» PROMPT: Below is some material; set it all down exactly, apart from the pictures.

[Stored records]
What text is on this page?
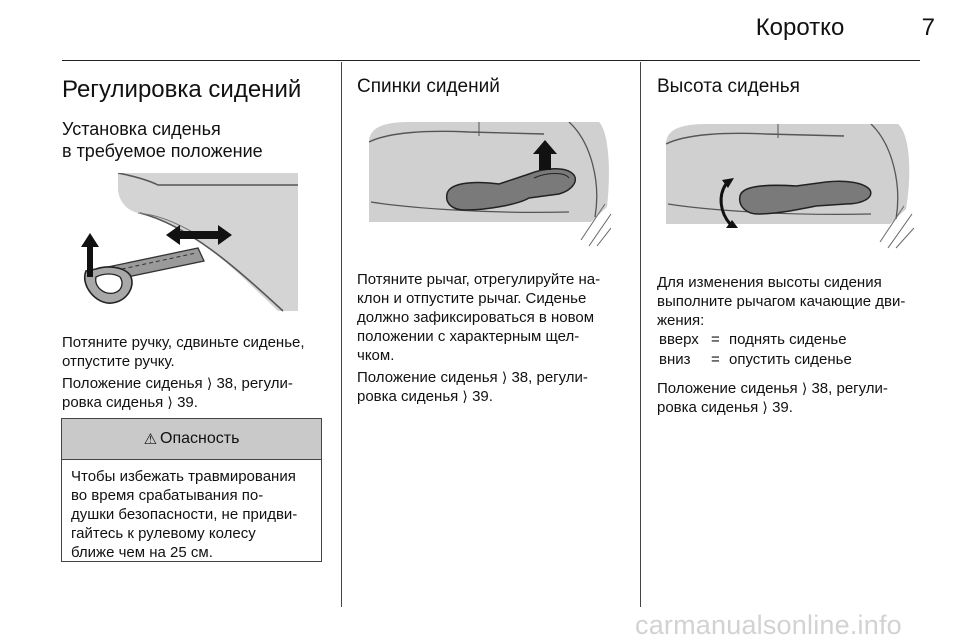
Коротко	7
Регулировка сидений
Установка сиденья
в требуемое положение
Потяните ручку, сдвиньте сиденье,
отпустите ручку.
Положение сиденья ⟩ 38, регули-
ровка сиденья ⟩ 39.
⚠ Опасность
Чтобы избежать травмирования
во время срабатывания по-
душки безопасности, не придви-
гайтесь к рулевому колесу
ближе чем на 25 см.
Спинки сидений
Потяните рычаг, отрегулируйте на-
клон и отпустите рычаг. Сиденье
должно зафиксироваться в новом
положении с характерным щел-
чком.
Положение сиденья ⟩ 38, регули-
ровка сиденья ⟩ 39.
Высота сиденья
Для изменения высоты сидения
выполните рычагом качающие дви-
жения:
вверх = поднять сиденье
вниз = опустить сиденье
Положение сиденья ⟩ 38, регули-
ровка сиденья ⟩ 39.
carmanualsonline.info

» OUTPUT:
What text is on this page?
Коротко	7
Регулировка сидений
Установка сиденья
в требуемое положение
Потяните ручку, сдвиньте сиденье,
отпустите ручку.
Положение сиденья ⟩ 38, регули-
ровка сиденья ⟩ 39.
⚠ Опасность
Чтобы избежать травмирования
во время срабатывания по-
душки безопасности, не придви-
гайтесь к рулевому колесу
ближе чем на 25 см.
Спинки сидений
Потяните рычаг, отрегулируйте на-
клон и отпустите рычаг. Сиденье
должно зафиксироваться в новом
положении с характерным щел-
чком.
Положение сиденья ⟩ 38, регули-
ровка сиденья ⟩ 39.
Высота сиденья
Для изменения высоты сидения
выполните рычагом качающие дви-
жения:
вверх = поднять сиденье
вниз = опустить сиденье
Положение сиденья ⟩ 38, регули-
ровка сиденья ⟩ 39.
carmanualsonline.info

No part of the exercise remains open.